* Begin *
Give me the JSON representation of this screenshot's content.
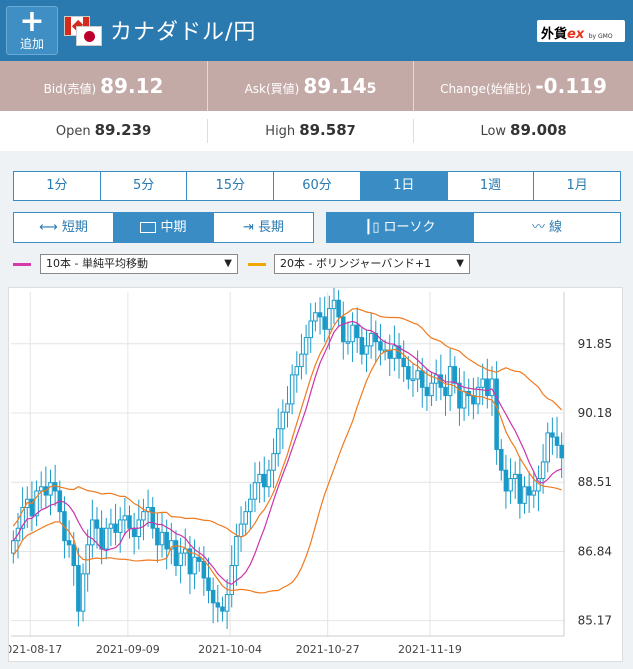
{
  "header": {
    "add_icon": "plus-icon",
    "add_label": "追加",
    "title": "カナダドル/円",
    "logo": {
      "main": "外貨",
      "ex": "ex",
      "sub": "by GMO"
    }
  },
  "quotes": {
    "bid": {
      "label": "Bid(売値)",
      "value": "89.1",
      "big": "2"
    },
    "ask": {
      "label": "Ask(買値)",
      "value": "89.1",
      "big": "4",
      "tail": "5"
    },
    "change": {
      "label": "Change(始値比)",
      "value": "-0.119"
    }
  },
  "ohl": {
    "open": {
      "label": "Open",
      "value": "89.23",
      "tail": "9"
    },
    "high": {
      "label": "High",
      "value": "89.58",
      "tail": "7"
    },
    "low": {
      "label": "Low",
      "value": "89.00",
      "tail": "8"
    }
  },
  "timeframes": [
    "1分",
    "5分",
    "15分",
    "60分",
    "1日",
    "1週",
    "1月"
  ],
  "active_timeframe": "1日",
  "periods": {
    "short": "短期",
    "mid": "中期",
    "long": "長期",
    "active": "中期"
  },
  "chart_types": {
    "candle": "ローソク",
    "line": "線",
    "active": "ローソク"
  },
  "indicators": {
    "ma": {
      "label": "10本 - 単純平均移動",
      "color": "#d63aaa"
    },
    "bb": {
      "label": "20本 - ボリンジャーバンド+1",
      "color": "#f0a800"
    }
  },
  "colors": {
    "accent": "#2a7ab0",
    "candle": "#1a9ac9",
    "band": "#f07a20",
    "ma": "#cc33aa"
  },
  "chart_data": {
    "type": "candlestick",
    "x_ticks": [
      "2021-08-17",
      "2021-09-09",
      "2021-10-04",
      "2021-10-27",
      "2021-11-19"
    ],
    "y_ticks": [
      85.17,
      86.84,
      88.51,
      90.18,
      91.85
    ],
    "ylim": [
      84.8,
      93.1
    ],
    "closes": [
      87.1,
      87.4,
      87.9,
      88.1,
      87.7,
      88.3,
      88.4,
      88.2,
      88.5,
      88.3,
      87.8,
      87.1,
      87.0,
      86.5,
      85.4,
      86.3,
      87.0,
      87.6,
      87.4,
      86.9,
      87.4,
      87.5,
      87.3,
      87.6,
      87.7,
      87.4,
      87.2,
      87.6,
      87.8,
      87.9,
      87.4,
      87.0,
      87.3,
      86.9,
      87.1,
      86.5,
      86.8,
      86.9,
      86.3,
      86.7,
      86.6,
      86.2,
      85.9,
      85.6,
      85.5,
      85.4,
      85.8,
      86.5,
      87.2,
      87.5,
      87.8,
      88.1,
      88.5,
      88.7,
      88.4,
      88.8,
      89.2,
      89.8,
      90.2,
      90.4,
      91.1,
      91.3,
      91.6,
      92.0,
      92.4,
      92.6,
      92.5,
      92.2,
      92.7,
      92.9,
      92.5,
      91.9,
      91.9,
      92.3,
      92.0,
      91.6,
      91.8,
      92.1,
      91.9,
      91.7,
      91.7,
      91.5,
      91.8,
      91.5,
      91.3,
      91.0,
      91.0,
      91.2,
      90.8,
      90.6,
      90.9,
      91.1,
      90.8,
      90.6,
      91.3,
      90.9,
      90.3,
      90.7,
      90.6,
      90.4,
      90.8,
      91.0,
      90.6,
      91.0,
      89.3,
      88.8,
      88.3,
      88.6,
      88.7,
      88.0,
      88.4,
      88.2,
      88.3,
      88.6,
      89.0,
      89.7,
      89.6,
      89.4,
      89.1
    ],
    "series": [
      {
        "name": "10本 - 単純平均移動"
      },
      {
        "name": "20本 - ボリンジャーバンド+1"
      }
    ]
  }
}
* End *
Quote the material in full and exactly; do not carry over its pictures.

= Exercise solution =
Give me the JSON representation of this screenshot's content.
{
  "header": {
    "add_icon": "plus-icon",
    "add_label": "追加",
    "title": "カナダドル/円",
    "logo": {
      "main": "外貨",
      "ex": "ex",
      "sub": "by GMO"
    }
  },
  "quotes": {
    "bid": {
      "label": "Bid(売値)",
      "value": "89.1",
      "big": "2"
    },
    "ask": {
      "label": "Ask(買値)",
      "value": "89.1",
      "big": "4",
      "tail": "5"
    },
    "change": {
      "label": "Change(始値比)",
      "value": "-0.119"
    }
  },
  "ohl": {
    "open": {
      "label": "Open",
      "value": "89.23",
      "tail": "9"
    },
    "high": {
      "label": "High",
      "value": "89.58",
      "tail": "7"
    },
    "low": {
      "label": "Low",
      "value": "89.00",
      "tail": "8"
    }
  },
  "timeframes": [
    "1分",
    "5分",
    "15分",
    "60分",
    "1日",
    "1週",
    "1月"
  ],
  "active_timeframe": "1日",
  "periods": {
    "short": "短期",
    "mid": "中期",
    "long": "長期",
    "active": "中期"
  },
  "chart_types": {
    "candle": "ローソク",
    "line": "線",
    "active": "ローソク"
  },
  "indicators": {
    "ma": {
      "label": "10本 - 単純平均移動",
      "color": "#d63aaa"
    },
    "bb": {
      "label": "20本 - ボリンジャーバンド+1",
      "color": "#f0a800"
    }
  },
  "colors": {
    "accent": "#2a7ab0",
    "candle": "#1a9ac9",
    "band": "#f07a20",
    "ma": "#cc33aa"
  },
  "chart_data": {
    "type": "candlestick",
    "x_ticks": [
      "2021-08-17",
      "2021-09-09",
      "2021-10-04",
      "2021-10-27",
      "2021-11-19"
    ],
    "y_ticks": [
      85.17,
      86.84,
      88.51,
      90.18,
      91.85
    ],
    "ylim": [
      84.8,
      93.1
    ],
    "closes": [
      87.1,
      87.4,
      87.9,
      88.1,
      87.7,
      88.3,
      88.4,
      88.2,
      88.5,
      88.3,
      87.8,
      87.1,
      87.0,
      86.5,
      85.4,
      86.3,
      87.0,
      87.6,
      87.4,
      86.9,
      87.4,
      87.5,
      87.3,
      87.6,
      87.7,
      87.4,
      87.2,
      87.6,
      87.8,
      87.9,
      87.4,
      87.0,
      87.3,
      86.9,
      87.1,
      86.5,
      86.8,
      86.9,
      86.3,
      86.7,
      86.6,
      86.2,
      85.9,
      85.6,
      85.5,
      85.4,
      85.8,
      86.5,
      87.2,
      87.5,
      87.8,
      88.1,
      88.5,
      88.7,
      88.4,
      88.8,
      89.2,
      89.8,
      90.2,
      90.4,
      91.1,
      91.3,
      91.6,
      92.0,
      92.4,
      92.6,
      92.5,
      92.2,
      92.7,
      92.9,
      92.5,
      91.9,
      91.9,
      92.3,
      92.0,
      91.6,
      91.8,
      92.1,
      91.9,
      91.7,
      91.7,
      91.5,
      91.8,
      91.5,
      91.3,
      91.0,
      91.0,
      91.2,
      90.8,
      90.6,
      90.9,
      91.1,
      90.8,
      90.6,
      91.3,
      90.9,
      90.3,
      90.7,
      90.6,
      90.4,
      90.8,
      91.0,
      90.6,
      91.0,
      89.3,
      88.8,
      88.3,
      88.6,
      88.7,
      88.0,
      88.4,
      88.2,
      88.3,
      88.6,
      89.0,
      89.7,
      89.6,
      89.4,
      89.1
    ],
    "series": [
      {
        "name": "10本 - 単純平均移動"
      },
      {
        "name": "20本 - ボリンジャーバンド+1"
      }
    ]
  }
}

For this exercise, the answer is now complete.